Begin

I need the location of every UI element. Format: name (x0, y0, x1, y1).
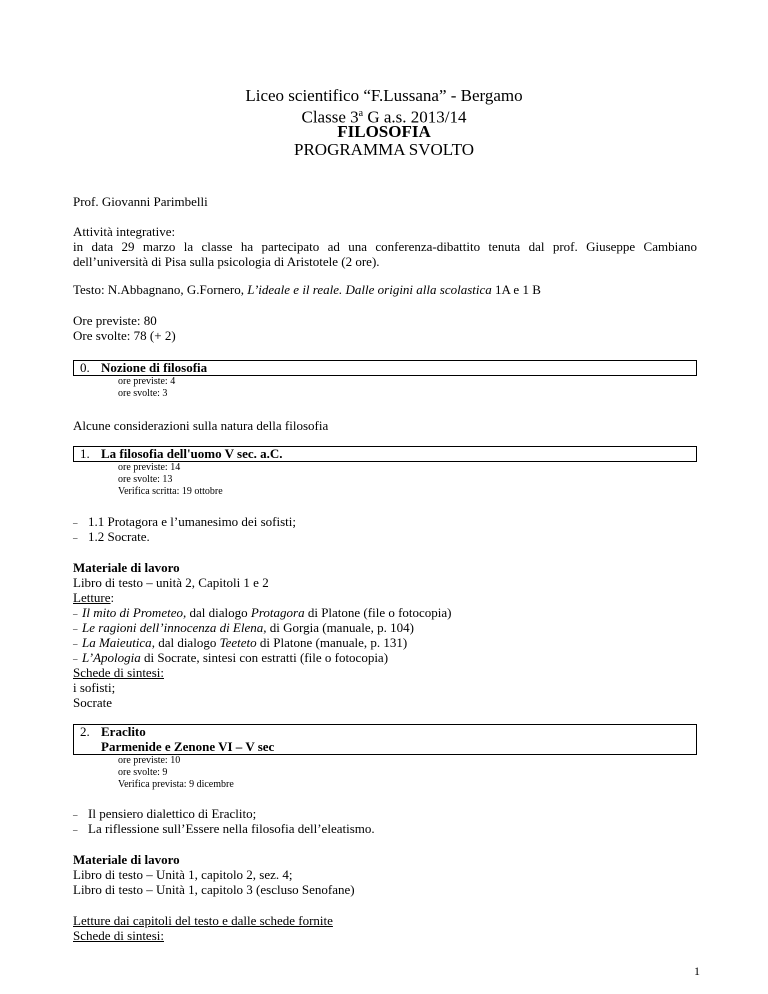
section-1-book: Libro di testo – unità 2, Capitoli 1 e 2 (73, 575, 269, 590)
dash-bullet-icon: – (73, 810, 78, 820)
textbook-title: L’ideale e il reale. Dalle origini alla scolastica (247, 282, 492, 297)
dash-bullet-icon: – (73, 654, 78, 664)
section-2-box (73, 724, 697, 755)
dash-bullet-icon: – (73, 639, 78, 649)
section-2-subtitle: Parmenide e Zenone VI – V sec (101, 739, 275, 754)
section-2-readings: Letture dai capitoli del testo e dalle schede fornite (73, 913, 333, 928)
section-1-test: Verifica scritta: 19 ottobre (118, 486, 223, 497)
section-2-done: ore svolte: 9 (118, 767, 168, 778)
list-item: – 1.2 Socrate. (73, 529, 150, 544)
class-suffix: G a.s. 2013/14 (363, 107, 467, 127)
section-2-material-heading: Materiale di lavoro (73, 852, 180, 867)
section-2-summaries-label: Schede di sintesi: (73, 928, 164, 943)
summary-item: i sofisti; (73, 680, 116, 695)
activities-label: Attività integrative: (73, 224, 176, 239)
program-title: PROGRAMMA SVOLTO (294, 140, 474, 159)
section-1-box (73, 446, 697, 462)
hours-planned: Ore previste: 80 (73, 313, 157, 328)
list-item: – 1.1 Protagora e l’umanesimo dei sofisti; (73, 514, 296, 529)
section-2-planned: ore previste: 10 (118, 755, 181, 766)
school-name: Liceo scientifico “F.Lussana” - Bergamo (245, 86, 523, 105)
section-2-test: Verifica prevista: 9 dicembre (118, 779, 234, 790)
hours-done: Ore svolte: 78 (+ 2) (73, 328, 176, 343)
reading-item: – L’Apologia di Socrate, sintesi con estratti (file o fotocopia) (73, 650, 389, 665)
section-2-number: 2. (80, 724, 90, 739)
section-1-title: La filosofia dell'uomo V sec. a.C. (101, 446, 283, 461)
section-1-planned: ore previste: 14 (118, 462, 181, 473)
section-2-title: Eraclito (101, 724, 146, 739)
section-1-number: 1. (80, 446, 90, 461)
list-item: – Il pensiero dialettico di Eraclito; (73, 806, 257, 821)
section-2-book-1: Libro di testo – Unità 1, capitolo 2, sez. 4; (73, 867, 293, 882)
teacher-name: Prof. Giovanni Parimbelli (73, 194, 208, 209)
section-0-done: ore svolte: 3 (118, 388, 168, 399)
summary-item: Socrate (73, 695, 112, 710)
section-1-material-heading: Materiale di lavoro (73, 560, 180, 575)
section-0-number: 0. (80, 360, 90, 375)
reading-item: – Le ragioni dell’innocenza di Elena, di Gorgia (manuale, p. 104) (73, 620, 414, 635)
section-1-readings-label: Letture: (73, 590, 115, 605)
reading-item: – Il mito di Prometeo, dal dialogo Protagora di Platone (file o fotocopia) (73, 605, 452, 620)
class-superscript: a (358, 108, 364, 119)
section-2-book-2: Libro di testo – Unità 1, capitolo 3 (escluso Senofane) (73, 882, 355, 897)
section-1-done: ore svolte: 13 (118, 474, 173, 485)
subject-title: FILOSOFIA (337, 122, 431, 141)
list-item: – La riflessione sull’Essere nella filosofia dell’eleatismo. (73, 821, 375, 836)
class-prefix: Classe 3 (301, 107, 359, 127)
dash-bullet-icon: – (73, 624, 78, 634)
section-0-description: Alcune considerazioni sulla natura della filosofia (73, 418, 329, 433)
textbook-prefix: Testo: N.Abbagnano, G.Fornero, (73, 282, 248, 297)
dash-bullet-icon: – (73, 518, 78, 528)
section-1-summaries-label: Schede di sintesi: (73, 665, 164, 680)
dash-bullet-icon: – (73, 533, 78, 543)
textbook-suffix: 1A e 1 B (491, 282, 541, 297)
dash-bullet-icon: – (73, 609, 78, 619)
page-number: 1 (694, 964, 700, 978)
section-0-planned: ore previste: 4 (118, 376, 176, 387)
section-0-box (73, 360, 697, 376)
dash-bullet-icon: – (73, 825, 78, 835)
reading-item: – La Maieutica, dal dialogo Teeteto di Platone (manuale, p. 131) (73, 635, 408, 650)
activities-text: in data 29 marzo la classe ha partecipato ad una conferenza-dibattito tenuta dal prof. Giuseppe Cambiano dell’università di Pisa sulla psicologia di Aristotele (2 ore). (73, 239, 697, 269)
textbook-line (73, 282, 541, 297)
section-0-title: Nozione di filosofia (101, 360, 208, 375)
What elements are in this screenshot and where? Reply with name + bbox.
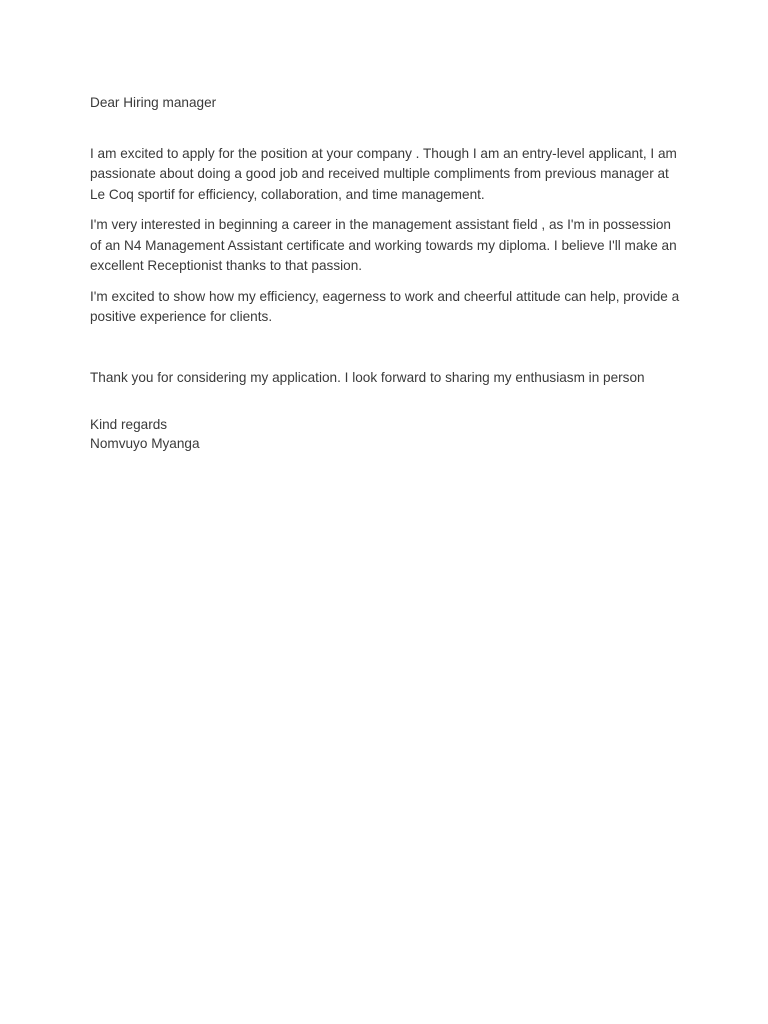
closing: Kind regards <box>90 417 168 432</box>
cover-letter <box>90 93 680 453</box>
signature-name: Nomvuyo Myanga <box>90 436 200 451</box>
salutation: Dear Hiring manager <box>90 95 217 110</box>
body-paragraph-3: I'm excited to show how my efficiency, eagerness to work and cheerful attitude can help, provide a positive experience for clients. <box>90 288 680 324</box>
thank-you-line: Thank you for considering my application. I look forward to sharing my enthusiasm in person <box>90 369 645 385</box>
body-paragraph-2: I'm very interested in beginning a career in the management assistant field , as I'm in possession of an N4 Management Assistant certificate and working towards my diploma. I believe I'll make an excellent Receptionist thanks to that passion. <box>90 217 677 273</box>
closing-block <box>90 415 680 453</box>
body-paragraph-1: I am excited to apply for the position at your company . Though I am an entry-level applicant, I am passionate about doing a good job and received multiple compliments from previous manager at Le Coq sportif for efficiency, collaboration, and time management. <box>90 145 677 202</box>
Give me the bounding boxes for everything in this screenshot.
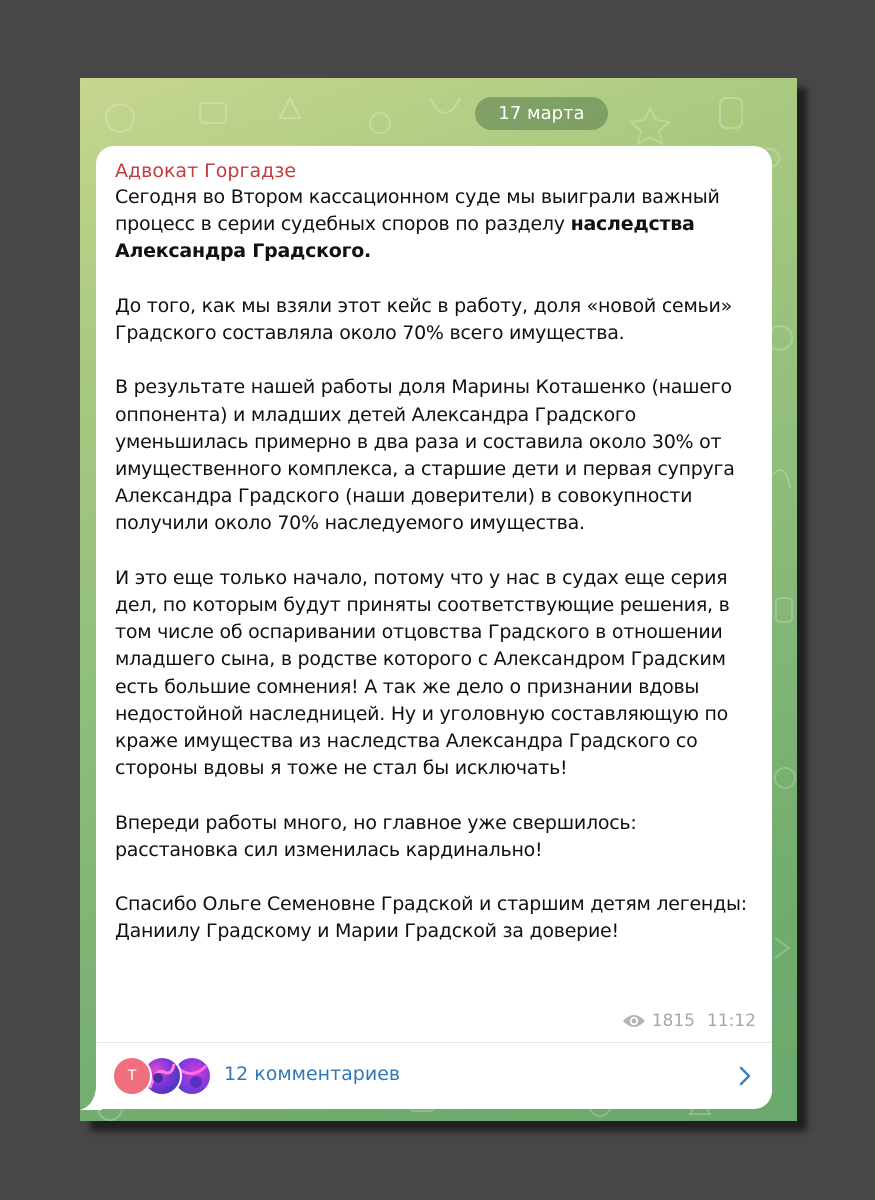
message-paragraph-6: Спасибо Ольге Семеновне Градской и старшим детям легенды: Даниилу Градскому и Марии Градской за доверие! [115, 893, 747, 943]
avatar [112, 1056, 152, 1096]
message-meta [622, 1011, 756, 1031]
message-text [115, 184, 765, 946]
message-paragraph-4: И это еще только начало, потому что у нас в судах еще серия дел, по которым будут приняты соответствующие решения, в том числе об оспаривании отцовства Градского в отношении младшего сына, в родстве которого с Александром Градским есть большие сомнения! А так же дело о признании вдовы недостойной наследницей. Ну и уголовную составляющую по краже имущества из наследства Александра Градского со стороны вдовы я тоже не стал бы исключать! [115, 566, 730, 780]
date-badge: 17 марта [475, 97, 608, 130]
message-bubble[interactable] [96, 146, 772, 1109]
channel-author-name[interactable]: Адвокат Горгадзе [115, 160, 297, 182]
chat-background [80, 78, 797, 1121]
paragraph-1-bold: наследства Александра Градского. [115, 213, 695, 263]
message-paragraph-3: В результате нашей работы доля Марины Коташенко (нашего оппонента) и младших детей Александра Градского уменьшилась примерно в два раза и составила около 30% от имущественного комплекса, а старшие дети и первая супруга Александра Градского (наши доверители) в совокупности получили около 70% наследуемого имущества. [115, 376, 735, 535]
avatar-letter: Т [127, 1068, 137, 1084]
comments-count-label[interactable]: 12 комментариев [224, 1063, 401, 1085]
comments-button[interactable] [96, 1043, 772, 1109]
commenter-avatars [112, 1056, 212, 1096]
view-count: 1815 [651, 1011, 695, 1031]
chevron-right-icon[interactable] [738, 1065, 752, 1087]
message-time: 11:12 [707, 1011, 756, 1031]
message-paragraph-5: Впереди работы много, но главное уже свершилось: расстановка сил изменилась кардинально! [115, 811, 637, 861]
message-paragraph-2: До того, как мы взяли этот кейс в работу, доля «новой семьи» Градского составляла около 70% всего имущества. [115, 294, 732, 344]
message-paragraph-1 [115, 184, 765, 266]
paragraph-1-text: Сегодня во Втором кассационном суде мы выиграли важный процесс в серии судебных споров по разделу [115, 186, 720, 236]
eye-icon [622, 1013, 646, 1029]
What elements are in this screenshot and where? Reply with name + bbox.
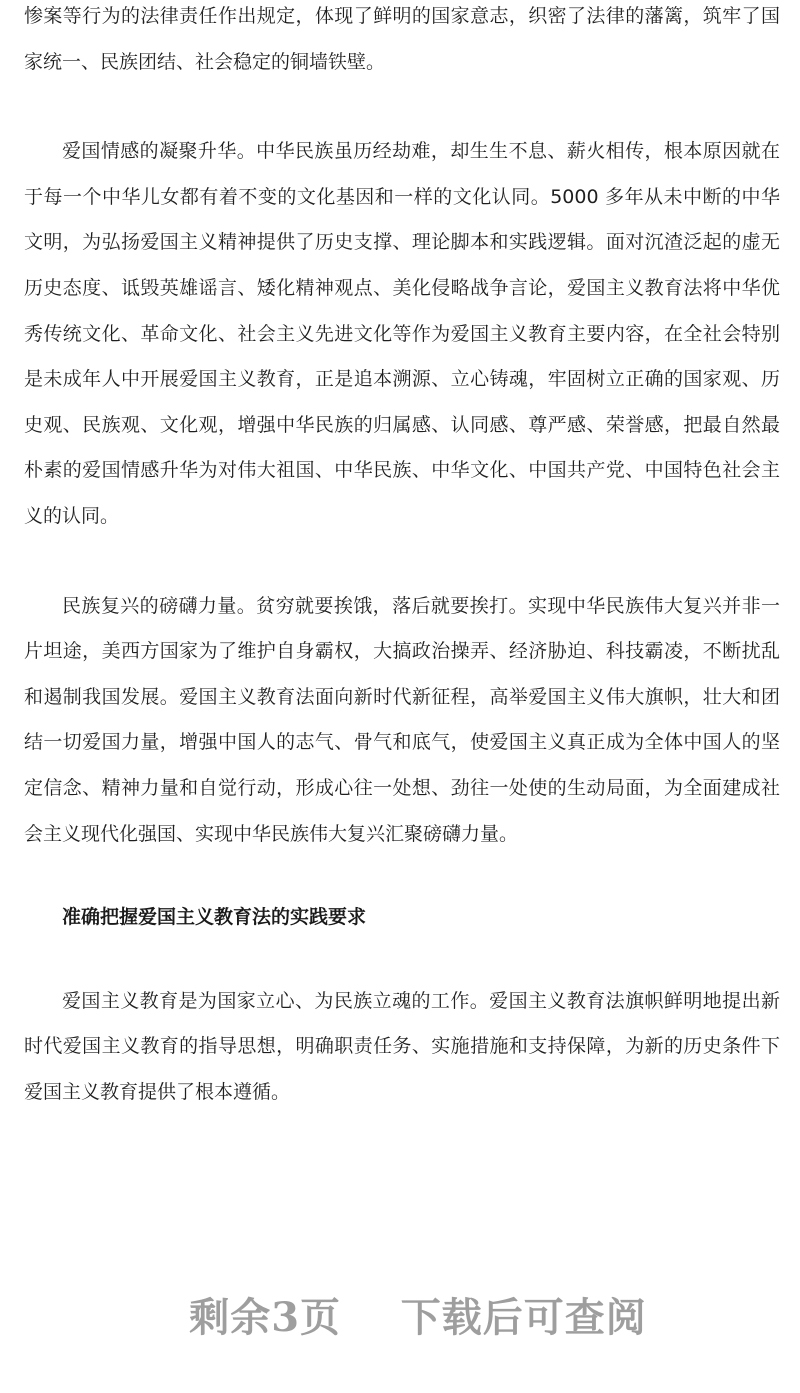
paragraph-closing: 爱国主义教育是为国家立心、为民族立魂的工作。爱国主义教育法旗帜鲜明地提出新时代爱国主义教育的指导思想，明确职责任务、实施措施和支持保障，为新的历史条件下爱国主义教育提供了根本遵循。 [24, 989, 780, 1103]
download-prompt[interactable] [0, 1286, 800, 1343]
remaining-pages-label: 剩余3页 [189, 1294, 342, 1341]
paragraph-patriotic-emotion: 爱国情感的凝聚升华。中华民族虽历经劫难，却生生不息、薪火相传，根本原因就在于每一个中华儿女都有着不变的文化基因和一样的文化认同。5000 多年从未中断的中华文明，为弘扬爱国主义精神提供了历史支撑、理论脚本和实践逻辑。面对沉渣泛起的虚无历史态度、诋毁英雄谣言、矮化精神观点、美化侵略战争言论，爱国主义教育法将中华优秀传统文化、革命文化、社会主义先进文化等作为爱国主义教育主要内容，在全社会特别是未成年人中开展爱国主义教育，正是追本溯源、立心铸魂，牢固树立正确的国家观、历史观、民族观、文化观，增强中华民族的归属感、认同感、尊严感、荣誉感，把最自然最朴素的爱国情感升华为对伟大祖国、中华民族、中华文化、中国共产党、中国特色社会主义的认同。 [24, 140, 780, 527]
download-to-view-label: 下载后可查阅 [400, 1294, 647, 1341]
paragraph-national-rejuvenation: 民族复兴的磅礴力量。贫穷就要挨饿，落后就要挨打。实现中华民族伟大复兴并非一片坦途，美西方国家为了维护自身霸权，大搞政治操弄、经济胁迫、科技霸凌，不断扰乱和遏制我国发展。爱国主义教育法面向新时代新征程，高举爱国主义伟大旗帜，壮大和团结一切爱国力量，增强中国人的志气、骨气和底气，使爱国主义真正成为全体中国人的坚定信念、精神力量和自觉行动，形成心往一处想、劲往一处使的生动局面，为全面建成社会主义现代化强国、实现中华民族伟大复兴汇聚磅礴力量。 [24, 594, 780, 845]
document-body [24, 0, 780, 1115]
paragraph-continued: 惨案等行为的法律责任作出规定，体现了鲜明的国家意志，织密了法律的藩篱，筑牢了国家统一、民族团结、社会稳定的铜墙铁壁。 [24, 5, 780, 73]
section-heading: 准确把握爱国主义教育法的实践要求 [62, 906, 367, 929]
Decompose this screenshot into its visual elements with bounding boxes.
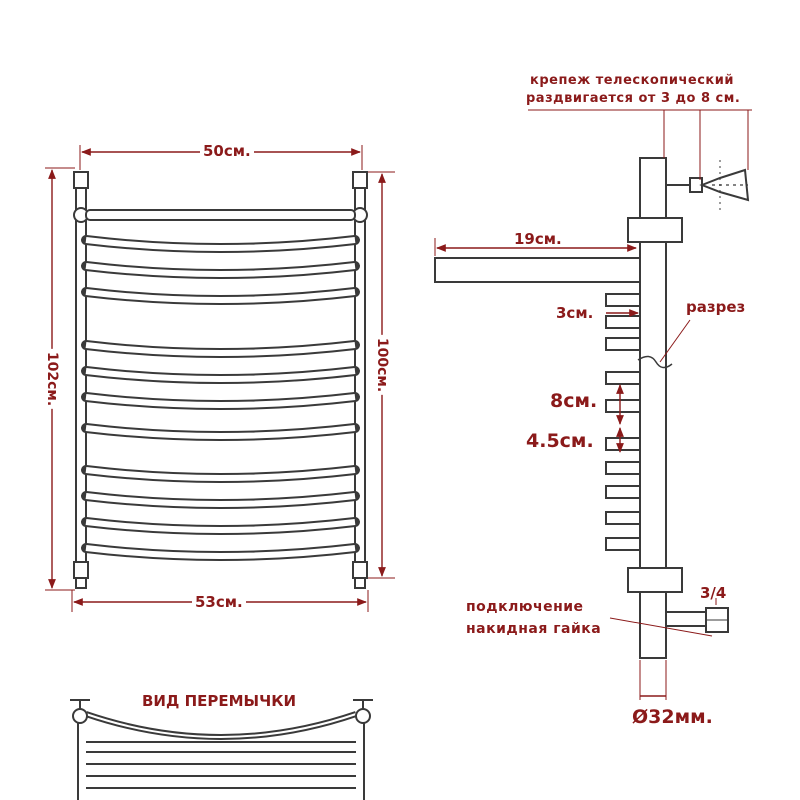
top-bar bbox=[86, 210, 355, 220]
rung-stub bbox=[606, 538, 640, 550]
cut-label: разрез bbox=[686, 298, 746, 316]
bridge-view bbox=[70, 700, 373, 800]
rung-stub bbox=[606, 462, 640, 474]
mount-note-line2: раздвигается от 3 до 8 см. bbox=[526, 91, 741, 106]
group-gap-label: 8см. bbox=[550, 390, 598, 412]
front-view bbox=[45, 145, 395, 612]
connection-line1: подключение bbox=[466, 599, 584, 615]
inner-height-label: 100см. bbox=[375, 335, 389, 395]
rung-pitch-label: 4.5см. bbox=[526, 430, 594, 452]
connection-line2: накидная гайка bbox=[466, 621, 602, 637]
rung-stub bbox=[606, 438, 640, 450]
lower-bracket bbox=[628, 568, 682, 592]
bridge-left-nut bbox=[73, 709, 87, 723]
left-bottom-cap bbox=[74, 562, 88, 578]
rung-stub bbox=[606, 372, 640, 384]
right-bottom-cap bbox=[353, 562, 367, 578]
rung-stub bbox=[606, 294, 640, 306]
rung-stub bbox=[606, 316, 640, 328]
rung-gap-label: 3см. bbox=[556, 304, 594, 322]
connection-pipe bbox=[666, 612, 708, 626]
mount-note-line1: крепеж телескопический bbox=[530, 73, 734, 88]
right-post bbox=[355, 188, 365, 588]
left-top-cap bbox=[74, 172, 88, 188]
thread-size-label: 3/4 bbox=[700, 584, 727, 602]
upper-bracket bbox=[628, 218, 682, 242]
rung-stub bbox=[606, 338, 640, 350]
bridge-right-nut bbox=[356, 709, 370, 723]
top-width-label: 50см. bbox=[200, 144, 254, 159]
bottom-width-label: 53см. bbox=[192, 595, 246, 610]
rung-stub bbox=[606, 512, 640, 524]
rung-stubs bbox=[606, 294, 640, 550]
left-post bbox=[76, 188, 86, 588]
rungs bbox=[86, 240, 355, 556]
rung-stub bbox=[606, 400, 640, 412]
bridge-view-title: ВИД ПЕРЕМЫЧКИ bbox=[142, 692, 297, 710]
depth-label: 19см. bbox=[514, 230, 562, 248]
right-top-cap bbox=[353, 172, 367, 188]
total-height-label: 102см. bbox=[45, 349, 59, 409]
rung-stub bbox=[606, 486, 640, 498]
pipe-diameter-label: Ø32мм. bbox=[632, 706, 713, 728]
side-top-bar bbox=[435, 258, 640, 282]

End

AIM. Recast the stretch of the data from the line containing "message-paragraph-6: Спасибо Ольге" through the line containing "date-badge: 17 марта [475, 97, 608, 130]", both included, as a JSON list of strings with one string per line and blank lines omitted.

WRITTEN ANSWER.
[
  "message-paragraph-6: Спасибо Ольге Семеновне Градской и старшим детям легенды: Даниилу Градскому и Марии Градской за доверие! [115, 893, 747, 943]",
  "avatar [112, 1056, 152, 1096]",
  "message-meta [622, 1011, 756, 1031]",
  "message-text [115, 184, 765, 946]",
  "message-paragraph-4: И это еще только начало, потому что у нас в судах еще серия дел, по которым будут приняты соответствующие решения, в том числе об оспаривании отцовства Градского в отношении младшего сына, в родстве которого с Александром Градским есть большие сомнения! А так же дело о признании вдовы недостойной наследницей. Ну и уголовную составляющую по краже имущества из наследства Александра Градского со стороны вдовы я тоже не стал бы исключать! [115, 566, 730, 780]",
  "date-badge: 17 марта [475, 97, 608, 130]"
]